(Extracted data entries)
------------------------
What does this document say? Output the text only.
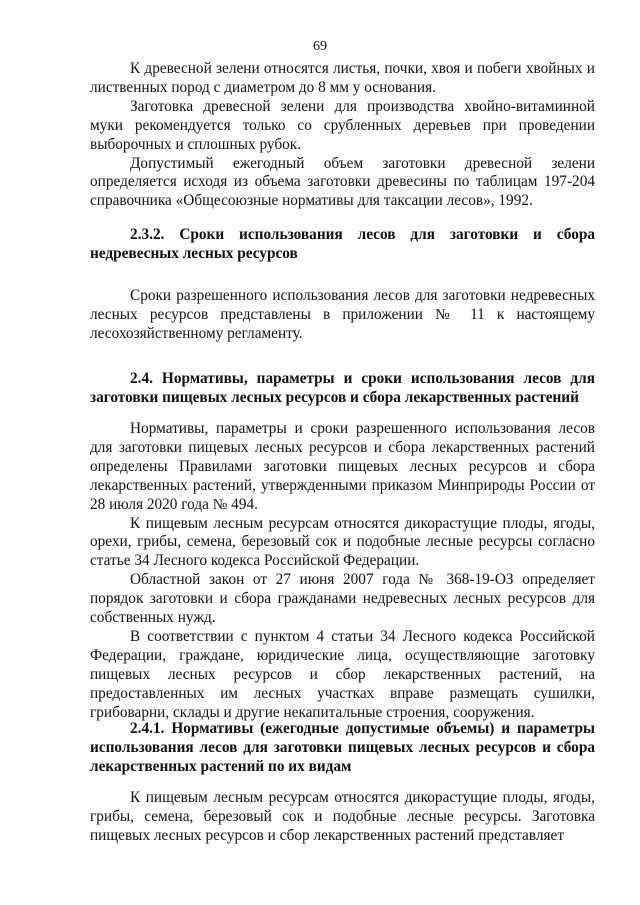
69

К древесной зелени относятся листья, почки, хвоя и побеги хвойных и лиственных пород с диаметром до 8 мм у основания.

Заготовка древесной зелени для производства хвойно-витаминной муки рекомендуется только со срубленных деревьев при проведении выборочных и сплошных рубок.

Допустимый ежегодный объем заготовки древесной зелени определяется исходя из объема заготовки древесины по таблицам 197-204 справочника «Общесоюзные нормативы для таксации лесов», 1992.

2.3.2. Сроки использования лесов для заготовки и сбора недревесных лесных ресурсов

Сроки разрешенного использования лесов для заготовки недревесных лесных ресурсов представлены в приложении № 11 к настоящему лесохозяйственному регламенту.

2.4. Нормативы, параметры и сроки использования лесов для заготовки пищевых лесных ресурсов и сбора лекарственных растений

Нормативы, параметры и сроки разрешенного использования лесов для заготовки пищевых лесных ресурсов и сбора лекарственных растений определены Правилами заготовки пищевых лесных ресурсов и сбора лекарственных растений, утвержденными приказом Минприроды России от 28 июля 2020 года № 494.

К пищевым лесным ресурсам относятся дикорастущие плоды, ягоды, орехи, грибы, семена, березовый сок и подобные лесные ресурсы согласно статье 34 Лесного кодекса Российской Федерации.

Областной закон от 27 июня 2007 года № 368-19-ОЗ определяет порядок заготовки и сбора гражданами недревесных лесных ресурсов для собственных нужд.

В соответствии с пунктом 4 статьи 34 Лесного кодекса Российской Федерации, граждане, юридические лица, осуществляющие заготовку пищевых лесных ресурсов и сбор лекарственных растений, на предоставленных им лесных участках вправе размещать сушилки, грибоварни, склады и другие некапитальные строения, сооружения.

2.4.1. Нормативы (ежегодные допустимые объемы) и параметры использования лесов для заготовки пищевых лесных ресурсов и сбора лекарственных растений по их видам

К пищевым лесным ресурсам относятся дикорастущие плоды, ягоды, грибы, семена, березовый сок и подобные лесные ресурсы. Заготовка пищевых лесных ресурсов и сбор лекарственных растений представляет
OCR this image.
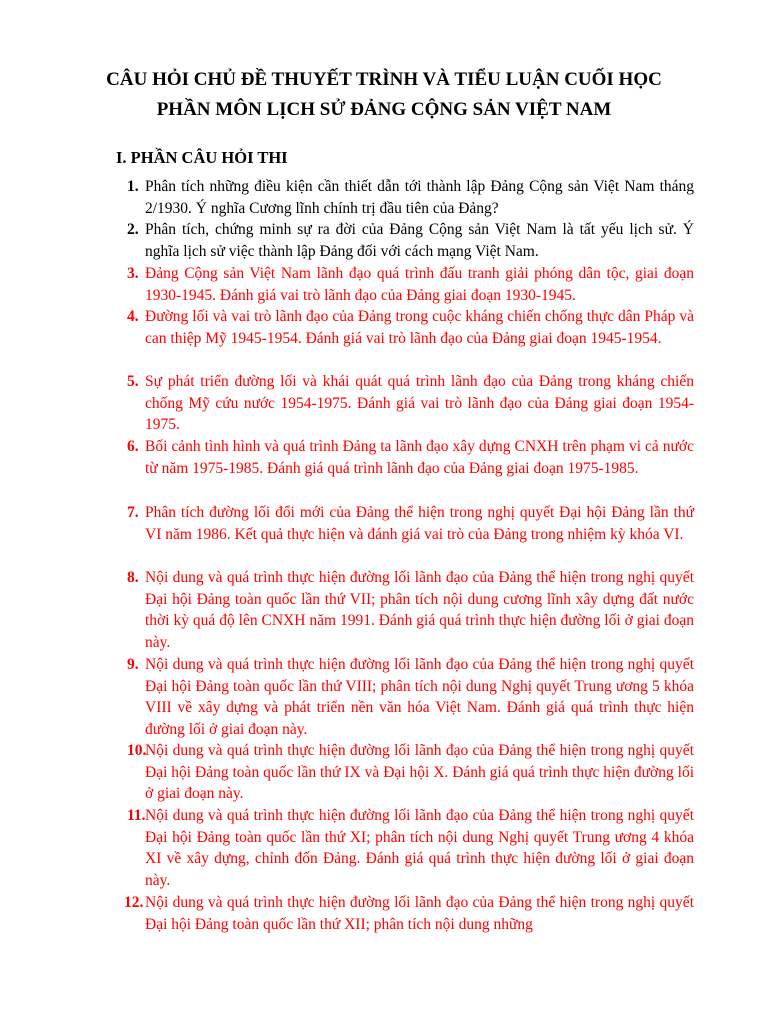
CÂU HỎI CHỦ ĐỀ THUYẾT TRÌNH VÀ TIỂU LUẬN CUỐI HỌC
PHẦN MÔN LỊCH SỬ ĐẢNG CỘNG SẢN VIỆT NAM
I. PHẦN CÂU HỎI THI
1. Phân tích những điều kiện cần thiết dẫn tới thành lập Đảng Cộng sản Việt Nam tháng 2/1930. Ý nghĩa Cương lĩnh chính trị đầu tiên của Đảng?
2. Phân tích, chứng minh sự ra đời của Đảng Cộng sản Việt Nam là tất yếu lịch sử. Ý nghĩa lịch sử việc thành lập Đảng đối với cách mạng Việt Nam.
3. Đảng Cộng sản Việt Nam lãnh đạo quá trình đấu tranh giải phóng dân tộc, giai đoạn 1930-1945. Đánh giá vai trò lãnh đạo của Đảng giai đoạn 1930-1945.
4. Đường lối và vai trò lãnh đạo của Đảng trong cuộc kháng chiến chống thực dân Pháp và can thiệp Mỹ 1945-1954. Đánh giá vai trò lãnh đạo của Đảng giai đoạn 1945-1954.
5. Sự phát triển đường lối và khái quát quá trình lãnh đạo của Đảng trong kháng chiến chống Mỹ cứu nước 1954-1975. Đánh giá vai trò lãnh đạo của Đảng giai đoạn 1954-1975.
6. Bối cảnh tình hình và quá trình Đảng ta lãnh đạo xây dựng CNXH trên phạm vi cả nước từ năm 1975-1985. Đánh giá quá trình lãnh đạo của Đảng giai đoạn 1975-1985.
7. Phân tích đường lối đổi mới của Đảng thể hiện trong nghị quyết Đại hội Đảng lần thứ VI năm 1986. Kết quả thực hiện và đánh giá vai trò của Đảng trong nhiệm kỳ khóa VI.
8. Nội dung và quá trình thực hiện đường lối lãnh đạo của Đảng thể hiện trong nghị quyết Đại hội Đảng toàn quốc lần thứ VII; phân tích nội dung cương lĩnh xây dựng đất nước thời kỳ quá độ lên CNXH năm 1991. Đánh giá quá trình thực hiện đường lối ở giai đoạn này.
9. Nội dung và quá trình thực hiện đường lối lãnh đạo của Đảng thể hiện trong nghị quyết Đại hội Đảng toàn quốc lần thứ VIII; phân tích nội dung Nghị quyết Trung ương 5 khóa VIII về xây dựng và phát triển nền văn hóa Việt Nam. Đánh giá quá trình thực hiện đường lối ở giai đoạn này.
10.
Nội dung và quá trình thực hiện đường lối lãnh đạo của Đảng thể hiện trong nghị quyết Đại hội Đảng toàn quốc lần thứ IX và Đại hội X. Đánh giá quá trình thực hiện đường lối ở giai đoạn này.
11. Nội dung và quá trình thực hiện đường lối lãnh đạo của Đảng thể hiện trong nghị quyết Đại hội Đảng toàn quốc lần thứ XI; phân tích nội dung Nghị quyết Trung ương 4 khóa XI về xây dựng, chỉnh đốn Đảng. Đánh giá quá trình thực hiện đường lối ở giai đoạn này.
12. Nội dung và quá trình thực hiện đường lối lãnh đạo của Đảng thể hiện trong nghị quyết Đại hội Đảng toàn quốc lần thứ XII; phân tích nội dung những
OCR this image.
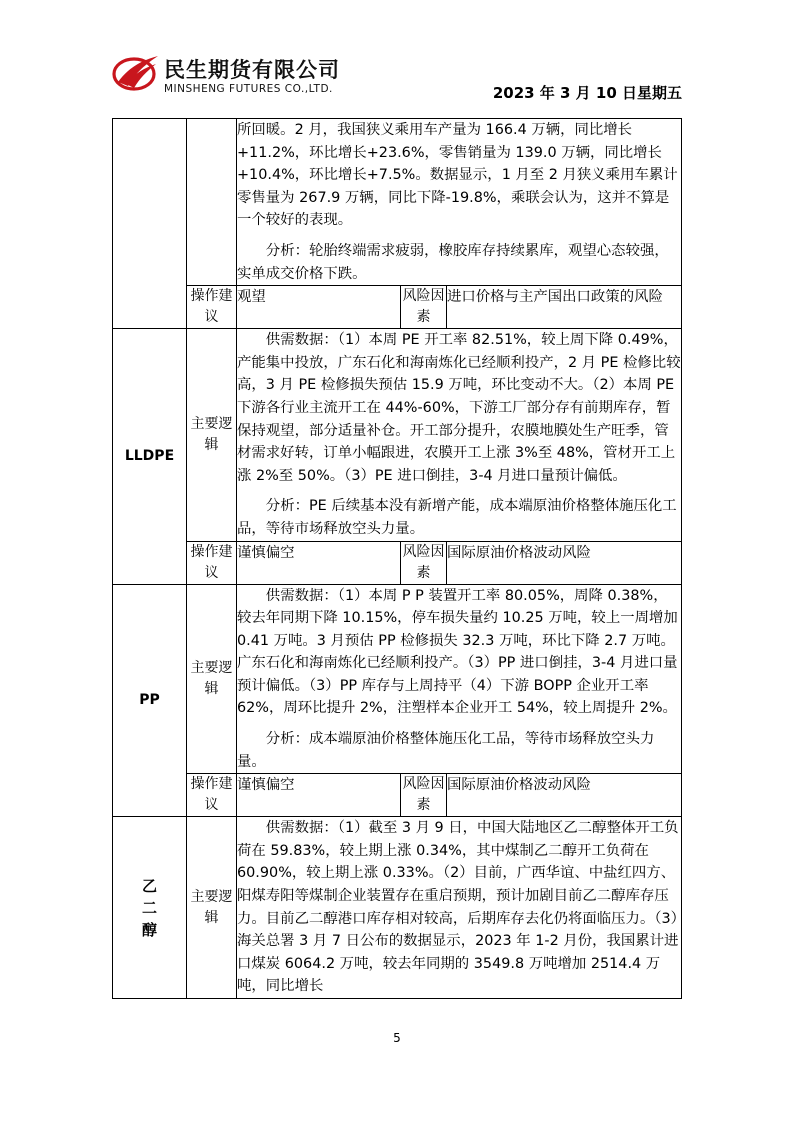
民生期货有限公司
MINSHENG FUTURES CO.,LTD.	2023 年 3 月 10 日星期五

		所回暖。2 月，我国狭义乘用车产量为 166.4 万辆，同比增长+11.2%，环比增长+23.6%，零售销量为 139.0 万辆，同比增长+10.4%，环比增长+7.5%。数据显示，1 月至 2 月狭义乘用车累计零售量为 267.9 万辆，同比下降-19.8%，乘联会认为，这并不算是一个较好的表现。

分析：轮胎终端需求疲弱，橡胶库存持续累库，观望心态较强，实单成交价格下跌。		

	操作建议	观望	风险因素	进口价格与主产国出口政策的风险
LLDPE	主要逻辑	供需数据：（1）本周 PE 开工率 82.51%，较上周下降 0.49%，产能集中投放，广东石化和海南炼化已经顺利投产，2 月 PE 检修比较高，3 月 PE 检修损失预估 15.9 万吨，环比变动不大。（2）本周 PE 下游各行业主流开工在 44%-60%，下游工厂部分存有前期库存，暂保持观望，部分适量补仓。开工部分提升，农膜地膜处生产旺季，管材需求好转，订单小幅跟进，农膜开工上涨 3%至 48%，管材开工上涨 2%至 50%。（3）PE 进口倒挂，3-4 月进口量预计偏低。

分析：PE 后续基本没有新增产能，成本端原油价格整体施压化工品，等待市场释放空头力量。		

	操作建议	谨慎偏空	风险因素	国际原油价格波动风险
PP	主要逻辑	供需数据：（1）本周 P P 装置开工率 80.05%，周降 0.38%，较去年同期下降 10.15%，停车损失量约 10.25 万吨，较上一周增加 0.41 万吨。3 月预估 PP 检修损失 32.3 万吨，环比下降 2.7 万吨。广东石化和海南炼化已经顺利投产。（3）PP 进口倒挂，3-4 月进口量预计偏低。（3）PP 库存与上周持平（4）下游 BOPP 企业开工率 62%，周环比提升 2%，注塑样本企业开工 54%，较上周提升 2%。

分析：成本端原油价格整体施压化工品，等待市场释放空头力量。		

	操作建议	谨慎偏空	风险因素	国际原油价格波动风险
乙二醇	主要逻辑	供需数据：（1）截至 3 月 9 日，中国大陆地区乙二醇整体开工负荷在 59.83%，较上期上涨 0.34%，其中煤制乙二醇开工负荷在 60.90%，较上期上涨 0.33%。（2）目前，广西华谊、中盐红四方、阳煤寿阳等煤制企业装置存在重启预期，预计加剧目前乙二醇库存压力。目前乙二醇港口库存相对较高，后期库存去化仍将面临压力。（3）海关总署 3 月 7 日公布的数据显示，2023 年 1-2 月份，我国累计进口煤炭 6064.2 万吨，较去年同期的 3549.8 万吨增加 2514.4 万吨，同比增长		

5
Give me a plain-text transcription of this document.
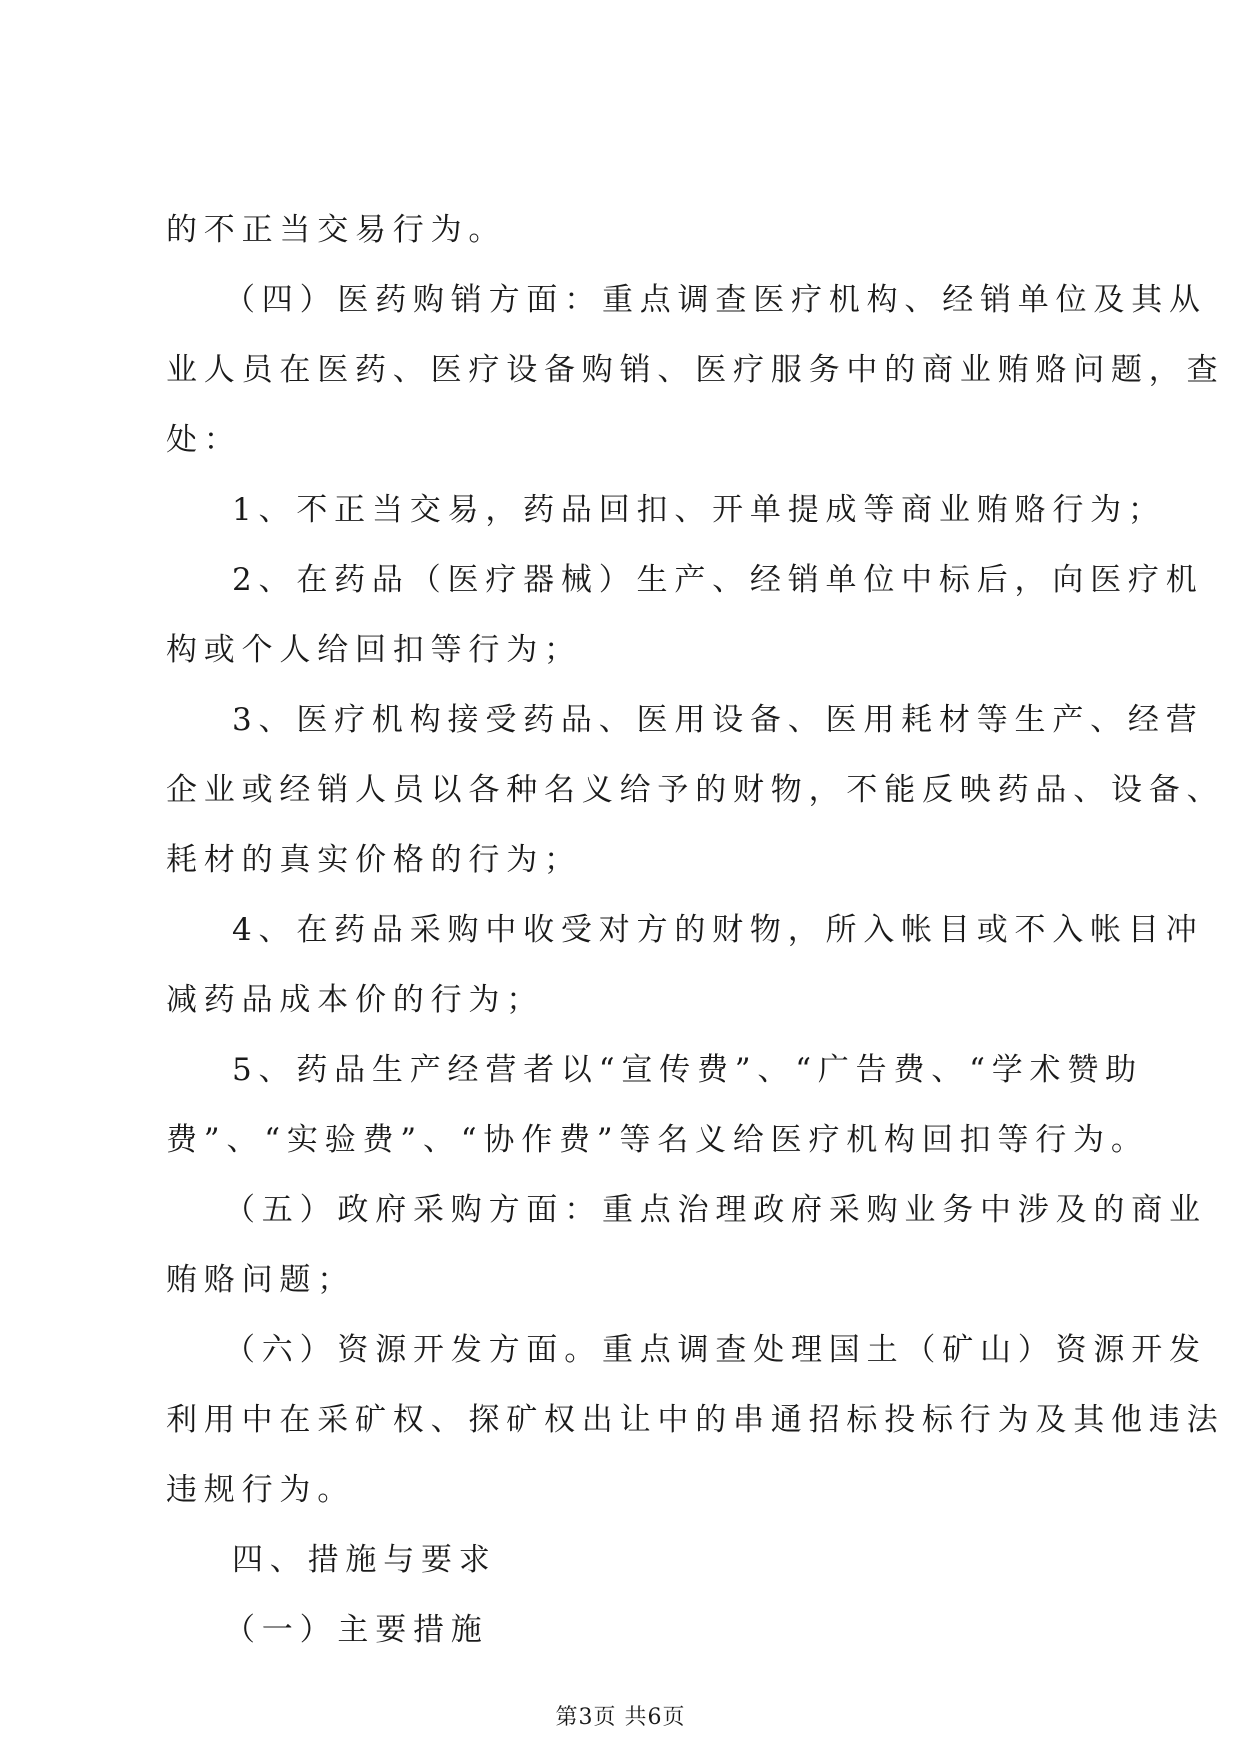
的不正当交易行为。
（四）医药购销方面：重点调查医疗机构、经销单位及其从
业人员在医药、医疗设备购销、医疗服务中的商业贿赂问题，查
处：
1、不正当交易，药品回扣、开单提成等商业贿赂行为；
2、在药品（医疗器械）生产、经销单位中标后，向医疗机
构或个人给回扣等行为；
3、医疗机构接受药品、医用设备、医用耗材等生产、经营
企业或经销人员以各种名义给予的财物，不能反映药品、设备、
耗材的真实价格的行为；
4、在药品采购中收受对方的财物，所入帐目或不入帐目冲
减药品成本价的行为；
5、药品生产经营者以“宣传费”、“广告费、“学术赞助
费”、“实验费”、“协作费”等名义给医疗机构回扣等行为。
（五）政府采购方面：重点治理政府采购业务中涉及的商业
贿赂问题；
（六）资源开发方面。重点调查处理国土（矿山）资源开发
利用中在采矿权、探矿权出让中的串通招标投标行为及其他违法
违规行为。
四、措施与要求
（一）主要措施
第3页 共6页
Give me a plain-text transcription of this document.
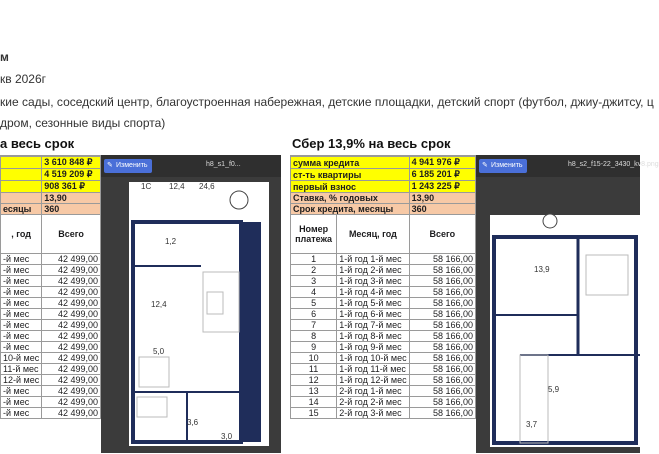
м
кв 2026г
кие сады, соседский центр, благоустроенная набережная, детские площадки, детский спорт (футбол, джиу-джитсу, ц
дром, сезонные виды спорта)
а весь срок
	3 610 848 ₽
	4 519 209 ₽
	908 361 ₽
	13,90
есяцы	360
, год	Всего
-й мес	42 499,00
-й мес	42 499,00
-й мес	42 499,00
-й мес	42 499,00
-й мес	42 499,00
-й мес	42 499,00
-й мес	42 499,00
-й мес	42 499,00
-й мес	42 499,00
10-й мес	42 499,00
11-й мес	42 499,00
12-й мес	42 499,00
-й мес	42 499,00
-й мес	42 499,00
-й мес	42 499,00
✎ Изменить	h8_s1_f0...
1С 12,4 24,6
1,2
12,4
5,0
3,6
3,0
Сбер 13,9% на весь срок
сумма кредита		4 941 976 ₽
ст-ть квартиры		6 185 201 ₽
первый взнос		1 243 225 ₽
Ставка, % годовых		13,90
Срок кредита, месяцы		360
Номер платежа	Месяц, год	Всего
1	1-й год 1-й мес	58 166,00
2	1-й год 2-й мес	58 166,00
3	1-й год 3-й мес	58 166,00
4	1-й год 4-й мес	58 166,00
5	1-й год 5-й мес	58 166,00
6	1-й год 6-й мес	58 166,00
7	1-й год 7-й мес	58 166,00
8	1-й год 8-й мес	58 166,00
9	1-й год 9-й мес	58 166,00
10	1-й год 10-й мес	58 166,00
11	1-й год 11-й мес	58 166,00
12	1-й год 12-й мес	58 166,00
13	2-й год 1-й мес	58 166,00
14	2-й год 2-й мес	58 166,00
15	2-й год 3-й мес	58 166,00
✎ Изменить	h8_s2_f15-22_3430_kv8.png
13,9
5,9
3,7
------------------------
INSTRUCTION: Which lines include the word "разрешенного"? Copy every one of them.

SOLUTION FOR THIS TASK:
Сроки разрешенного использования лесов для заготовки недревесных лесных ресурсов представлены в приложении № 11 к настоящему лесохозяйственному регламенту.
Нормативы, параметры и сроки разрешенного использования лесов для заготовки пищевых лесных ресурсов и сбора лекарственных растений определены Правилами заготовки пищевых лесных ресурсов и сбора лекарственных растений, утвержденными приказом Минприроды России от 28 июля 2020 года № 494.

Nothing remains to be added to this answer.